▶ _Your instructions_
Return the records word for word. Any pictures in them are not part of the copy.

▶ _Records shown_
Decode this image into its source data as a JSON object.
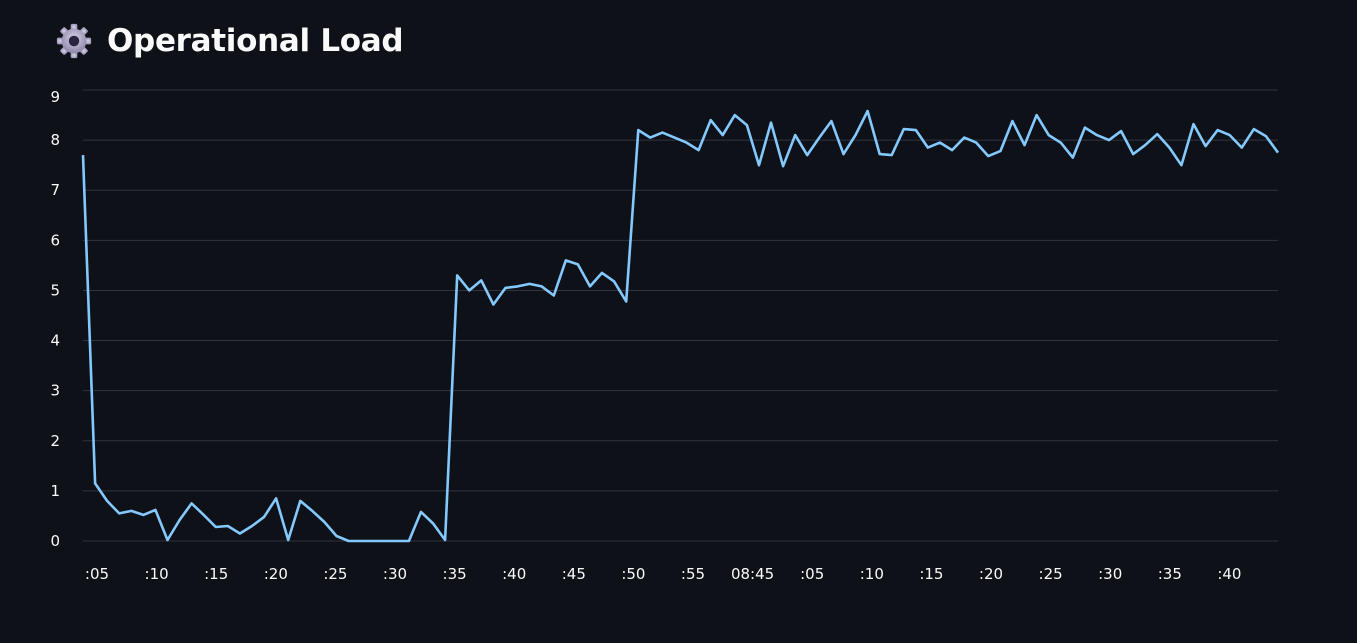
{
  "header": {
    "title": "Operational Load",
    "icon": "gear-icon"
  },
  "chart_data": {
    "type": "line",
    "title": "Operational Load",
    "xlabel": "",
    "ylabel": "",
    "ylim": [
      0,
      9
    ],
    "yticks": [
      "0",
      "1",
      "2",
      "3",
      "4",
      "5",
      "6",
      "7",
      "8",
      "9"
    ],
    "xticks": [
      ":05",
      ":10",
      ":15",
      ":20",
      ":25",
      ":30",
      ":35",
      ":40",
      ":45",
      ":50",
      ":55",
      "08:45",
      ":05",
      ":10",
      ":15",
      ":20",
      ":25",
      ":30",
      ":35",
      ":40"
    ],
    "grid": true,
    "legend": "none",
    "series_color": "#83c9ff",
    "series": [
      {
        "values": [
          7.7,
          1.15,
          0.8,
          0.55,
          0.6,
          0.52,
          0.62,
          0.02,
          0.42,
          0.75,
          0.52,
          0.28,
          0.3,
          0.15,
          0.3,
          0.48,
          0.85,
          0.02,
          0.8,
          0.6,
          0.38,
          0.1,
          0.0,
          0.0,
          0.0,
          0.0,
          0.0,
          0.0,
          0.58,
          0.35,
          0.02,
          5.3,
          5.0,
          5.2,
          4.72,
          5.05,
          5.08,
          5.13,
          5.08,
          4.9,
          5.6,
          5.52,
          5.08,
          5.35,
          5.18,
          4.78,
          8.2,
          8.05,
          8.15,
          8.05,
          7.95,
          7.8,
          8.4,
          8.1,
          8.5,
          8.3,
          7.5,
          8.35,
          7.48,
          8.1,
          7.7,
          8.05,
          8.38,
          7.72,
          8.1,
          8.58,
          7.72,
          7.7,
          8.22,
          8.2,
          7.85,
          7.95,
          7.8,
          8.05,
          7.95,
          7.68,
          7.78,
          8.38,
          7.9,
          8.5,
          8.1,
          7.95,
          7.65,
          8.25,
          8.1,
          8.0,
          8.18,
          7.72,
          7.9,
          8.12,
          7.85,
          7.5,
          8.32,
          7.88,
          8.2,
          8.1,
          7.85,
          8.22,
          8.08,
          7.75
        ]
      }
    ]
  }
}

▶ _Solution for this task_
Decode this image into its source data as a JSON object.
{
  "header": {
    "title": "Operational Load",
    "icon": "gear-icon"
  },
  "chart_data": {
    "type": "line",
    "title": "Operational Load",
    "xlabel": "",
    "ylabel": "",
    "ylim": [
      0,
      9
    ],
    "yticks": [
      "0",
      "1",
      "2",
      "3",
      "4",
      "5",
      "6",
      "7",
      "8",
      "9"
    ],
    "xticks": [
      ":05",
      ":10",
      ":15",
      ":20",
      ":25",
      ":30",
      ":35",
      ":40",
      ":45",
      ":50",
      ":55",
      "08:45",
      ":05",
      ":10",
      ":15",
      ":20",
      ":25",
      ":30",
      ":35",
      ":40"
    ],
    "grid": true,
    "legend": "none",
    "series_color": "#83c9ff",
    "series": [
      {
        "values": [
          7.7,
          1.15,
          0.8,
          0.55,
          0.6,
          0.52,
          0.62,
          0.02,
          0.42,
          0.75,
          0.52,
          0.28,
          0.3,
          0.15,
          0.3,
          0.48,
          0.85,
          0.02,
          0.8,
          0.6,
          0.38,
          0.1,
          0.0,
          0.0,
          0.0,
          0.0,
          0.0,
          0.0,
          0.58,
          0.35,
          0.02,
          5.3,
          5.0,
          5.2,
          4.72,
          5.05,
          5.08,
          5.13,
          5.08,
          4.9,
          5.6,
          5.52,
          5.08,
          5.35,
          5.18,
          4.78,
          8.2,
          8.05,
          8.15,
          8.05,
          7.95,
          7.8,
          8.4,
          8.1,
          8.5,
          8.3,
          7.5,
          8.35,
          7.48,
          8.1,
          7.7,
          8.05,
          8.38,
          7.72,
          8.1,
          8.58,
          7.72,
          7.7,
          8.22,
          8.2,
          7.85,
          7.95,
          7.8,
          8.05,
          7.95,
          7.68,
          7.78,
          8.38,
          7.9,
          8.5,
          8.1,
          7.95,
          7.65,
          8.25,
          8.1,
          8.0,
          8.18,
          7.72,
          7.9,
          8.12,
          7.85,
          7.5,
          8.32,
          7.88,
          8.2,
          8.1,
          7.85,
          8.22,
          8.08,
          7.75
        ]
      }
    ]
  }
}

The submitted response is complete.